● WHAT YOU NEED TO DO
Identify every line in the records below that contains the word "screenshot", and reproduce each one.

● DATA EXTRACT
## begin
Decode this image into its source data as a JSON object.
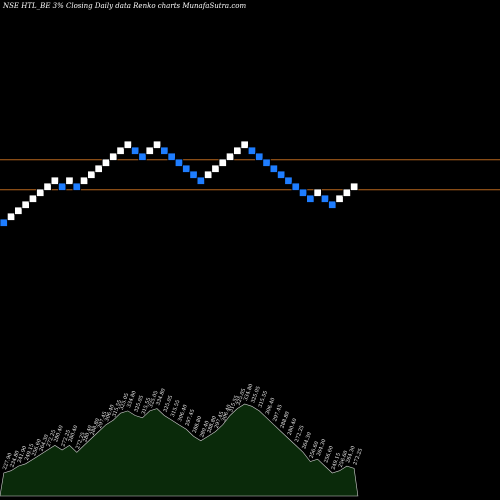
{
  "chart_data": {
    "type": "renko",
    "title": "NSE HTL_BE 3% Closing Daily data Renko charts MunafaSutra.com",
    "colors": {
      "background": "#000000",
      "up_brick": "#ffffff",
      "down_brick": "#1e7dff",
      "reference_line": "#b5651d",
      "volume_fill": "#0a2a0a",
      "volume_stroke": "#cfcfcf",
      "label_text": "#ffffff"
    },
    "bricks": [
      {
        "dir": "down",
        "level": 0
      },
      {
        "dir": "up",
        "level": 1
      },
      {
        "dir": "up",
        "level": 2
      },
      {
        "dir": "up",
        "level": 3
      },
      {
        "dir": "up",
        "level": 4
      },
      {
        "dir": "up",
        "level": 5
      },
      {
        "dir": "up",
        "level": 6
      },
      {
        "dir": "up",
        "level": 7
      },
      {
        "dir": "down",
        "level": 6
      },
      {
        "dir": "up",
        "level": 7
      },
      {
        "dir": "down",
        "level": 6
      },
      {
        "dir": "up",
        "level": 7
      },
      {
        "dir": "up",
        "level": 8
      },
      {
        "dir": "up",
        "level": 9
      },
      {
        "dir": "up",
        "level": 10
      },
      {
        "dir": "up",
        "level": 11
      },
      {
        "dir": "up",
        "level": 12
      },
      {
        "dir": "up",
        "level": 13
      },
      {
        "dir": "down",
        "level": 12
      },
      {
        "dir": "down",
        "level": 11
      },
      {
        "dir": "up",
        "level": 12
      },
      {
        "dir": "up",
        "level": 13
      },
      {
        "dir": "down",
        "level": 12
      },
      {
        "dir": "down",
        "level": 11
      },
      {
        "dir": "down",
        "level": 10
      },
      {
        "dir": "down",
        "level": 9
      },
      {
        "dir": "down",
        "level": 8
      },
      {
        "dir": "down",
        "level": 7
      },
      {
        "dir": "up",
        "level": 8
      },
      {
        "dir": "up",
        "level": 9
      },
      {
        "dir": "up",
        "level": 10
      },
      {
        "dir": "up",
        "level": 11
      },
      {
        "dir": "up",
        "level": 12
      },
      {
        "dir": "up",
        "level": 13
      },
      {
        "dir": "down",
        "level": 12
      },
      {
        "dir": "down",
        "level": 11
      },
      {
        "dir": "down",
        "level": 10
      },
      {
        "dir": "down",
        "level": 9
      },
      {
        "dir": "down",
        "level": 8
      },
      {
        "dir": "down",
        "level": 7
      },
      {
        "dir": "down",
        "level": 6
      },
      {
        "dir": "down",
        "level": 5
      },
      {
        "dir": "down",
        "level": 4
      },
      {
        "dir": "up",
        "level": 5
      },
      {
        "dir": "down",
        "level": 4
      },
      {
        "dir": "down",
        "level": 3
      },
      {
        "dir": "up",
        "level": 4
      },
      {
        "dir": "up",
        "level": 5
      },
      {
        "dir": "up",
        "level": 6
      }
    ],
    "reference_lines": [
      {
        "level": 10.5
      },
      {
        "level": 5.5
      }
    ],
    "volume_area": [
      10,
      11,
      13,
      14,
      16,
      18,
      20,
      22,
      20,
      22,
      19,
      22,
      25,
      28,
      31,
      33,
      36,
      37,
      35,
      34,
      37,
      38,
      35,
      33,
      31,
      29,
      26,
      24,
      26,
      28,
      31,
      35,
      38,
      40,
      39,
      37,
      34,
      31,
      28,
      25,
      22,
      19,
      15,
      16,
      13,
      10,
      11,
      13,
      12
    ],
    "volume_max": 60,
    "price_labels": [
      "227.90",
      "234.80",
      "241.90",
      "249.15",
      "256.60",
      "264.30",
      "272.25",
      "280.40",
      "272.25",
      "280.40",
      "272.25",
      "280.40",
      "288.80",
      "297.45",
      "306.40",
      "315.55",
      "325.05",
      "334.80",
      "325.05",
      "315.55",
      "325.05",
      "334.80",
      "325.05",
      "315.55",
      "306.40",
      "297.45",
      "288.80",
      "280.40",
      "288.80",
      "297.45",
      "306.40",
      "315.55",
      "325.05",
      "334.80",
      "325.05",
      "315.55",
      "306.40",
      "297.45",
      "288.80",
      "280.40",
      "272.25",
      "264.30",
      "256.60",
      "264.30",
      "256.60",
      "249.15",
      "256.60",
      "264.30",
      "272.25"
    ]
  }
}
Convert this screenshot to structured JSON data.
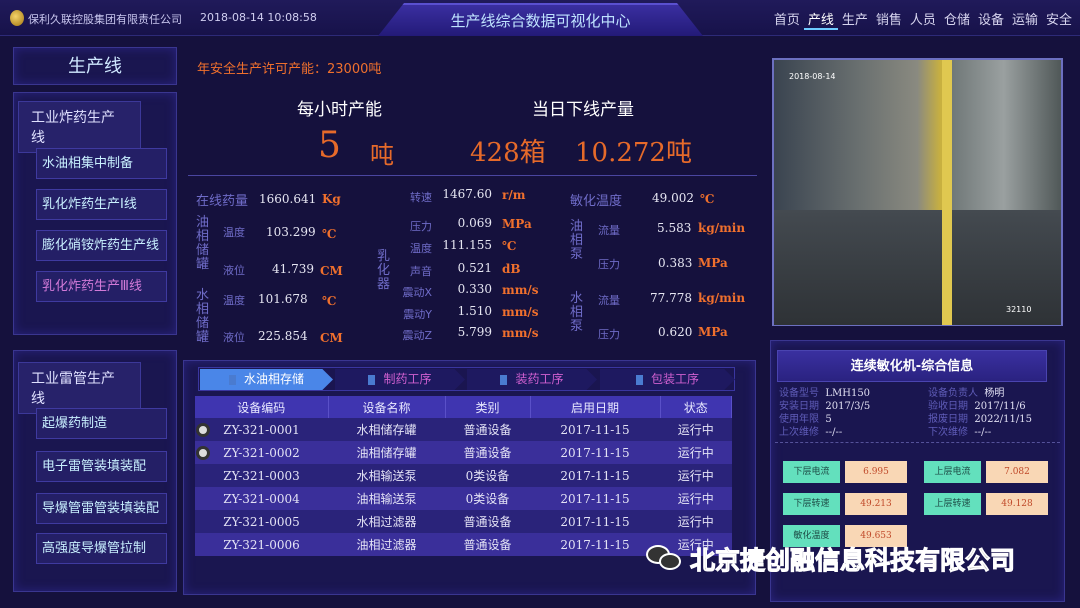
{
  "header": {
    "company": "保利久联控股集团有限责任公司",
    "datetime": "2018-08-14 10:08:58",
    "title": "生产线综合数据可视化中心",
    "nav": [
      "首页",
      "产线",
      "生产",
      "销售",
      "人员",
      "仓储",
      "设备",
      "运输",
      "安全"
    ],
    "active_nav": 1
  },
  "sidebar": {
    "title": "生产线",
    "groups": [
      {
        "title": "工业炸药生产线",
        "items": [
          "水油相集中制备",
          "乳化炸药生产Ⅰ线",
          "膨化硝铵炸药生产线",
          "乳化炸药生产Ⅲ线"
        ]
      },
      {
        "title": "工业雷管生产线",
        "items": [
          "起爆药制造",
          "电子雷管装填装配",
          "导爆管雷管装填装配",
          "高强度导爆管拉制"
        ]
      }
    ]
  },
  "summary": {
    "license": "年安全生产许可产能：23000吨",
    "hourly_label": "每小时产能",
    "hourly_value": "5",
    "hourly_unit": "吨",
    "daily_label": "当日下线产量",
    "daily_boxes": "428箱",
    "daily_tons": "10.272吨"
  },
  "metrics": {
    "online": {
      "label": "在线药量",
      "value": "1660.641",
      "unit": "Kg"
    },
    "oil_tank": {
      "label": "油相储罐",
      "temp_label": "温度",
      "temp": "103.299",
      "temp_unit": "℃",
      "level_label": "液位",
      "level": "41.739",
      "level_unit": "CM"
    },
    "water_tank": {
      "label": "水相储罐",
      "temp_label": "温度",
      "temp": "101.678",
      "temp_unit": "℃",
      "level_label": "液位",
      "level": "225.854",
      "level_unit": "CM"
    },
    "emulsifier": {
      "label": "乳化器",
      "rows": [
        {
          "label": "转速",
          "value": "1467.60",
          "unit": "r/m"
        },
        {
          "label": "压力",
          "value": "0.069",
          "unit": "MPa"
        },
        {
          "label": "温度",
          "value": "111.155",
          "unit": "℃"
        },
        {
          "label": "声音",
          "value": "0.521",
          "unit": "dB"
        },
        {
          "label": "震动X",
          "value": "0.330",
          "unit": "mm/s"
        },
        {
          "label": "震动Y",
          "value": "1.510",
          "unit": "mm/s"
        },
        {
          "label": "震动Z",
          "value": "5.799",
          "unit": "mm/s"
        }
      ]
    },
    "sens_temp": {
      "label": "敏化温度",
      "value": "49.002",
      "unit": "℃"
    },
    "oil_pump": {
      "label": "油相泵",
      "flow_label": "流量",
      "flow": "5.583",
      "flow_unit": "kg/min",
      "pres_label": "压力",
      "pres": "0.383",
      "pres_unit": "MPa"
    },
    "water_pump": {
      "label": "水相泵",
      "flow_label": "流量",
      "flow": "77.778",
      "flow_unit": "kg/min",
      "pres_label": "压力",
      "pres": "0.620",
      "pres_unit": "MPa"
    }
  },
  "process_tabs": [
    "水油相存储",
    "制药工序",
    "装药工序",
    "包装工序"
  ],
  "table": {
    "headers": [
      "设备编码",
      "设备名称",
      "类别",
      "启用日期",
      "状态"
    ],
    "rows": [
      [
        "ZY-321-0001",
        "水相储存罐",
        "普通设备",
        "2017-11-15",
        "运行中"
      ],
      [
        "ZY-321-0002",
        "油相储存罐",
        "普通设备",
        "2017-11-15",
        "运行中"
      ],
      [
        "ZY-321-0003",
        "水相输送泵",
        "0类设备",
        "2017-11-15",
        "运行中"
      ],
      [
        "ZY-321-0004",
        "油相输送泵",
        "0类设备",
        "2017-11-15",
        "运行中"
      ],
      [
        "ZY-321-0005",
        "水相过滤器",
        "普通设备",
        "2017-11-15",
        "运行中"
      ],
      [
        "ZY-321-0006",
        "油相过滤器",
        "普通设备",
        "2017-11-15",
        "运行中"
      ]
    ]
  },
  "camera": {
    "timestamp": "2018-08-14",
    "label": "32110"
  },
  "info": {
    "title": "连续敏化机-综合信息",
    "fields": [
      [
        "设备型号",
        "LMH150"
      ],
      [
        "设备负责人",
        "杨明"
      ],
      [
        "安装日期",
        "2017/3/5"
      ],
      [
        "验收日期",
        "2017/11/6"
      ],
      [
        "使用年限",
        "5"
      ],
      [
        "报废日期",
        "2022/11/15"
      ],
      [
        "上次维修",
        "--/--"
      ],
      [
        "下次维修",
        "--/--"
      ]
    ],
    "readings": [
      [
        "下层电流",
        "6.995"
      ],
      [
        "上层电流",
        "7.082"
      ],
      [
        "下层转速",
        "49.213"
      ],
      [
        "上层转速",
        "49.128"
      ],
      [
        "敏化温度",
        "49.653"
      ]
    ]
  },
  "watermark": "北京捷创融信息科技有限公司"
}
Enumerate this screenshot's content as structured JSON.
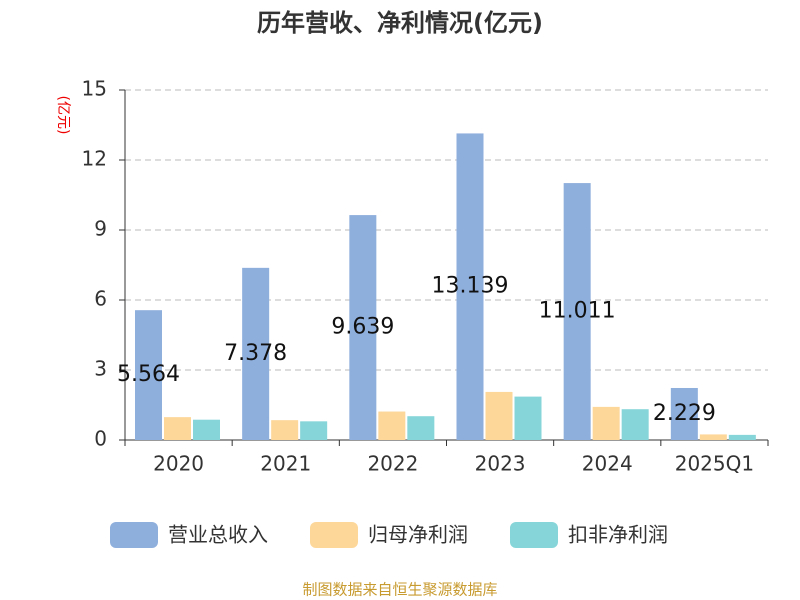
## end
● COMPLETE ANSWER
Convert this screenshot to structured JSON data.
Enumerate this screenshot's content as structured JSON.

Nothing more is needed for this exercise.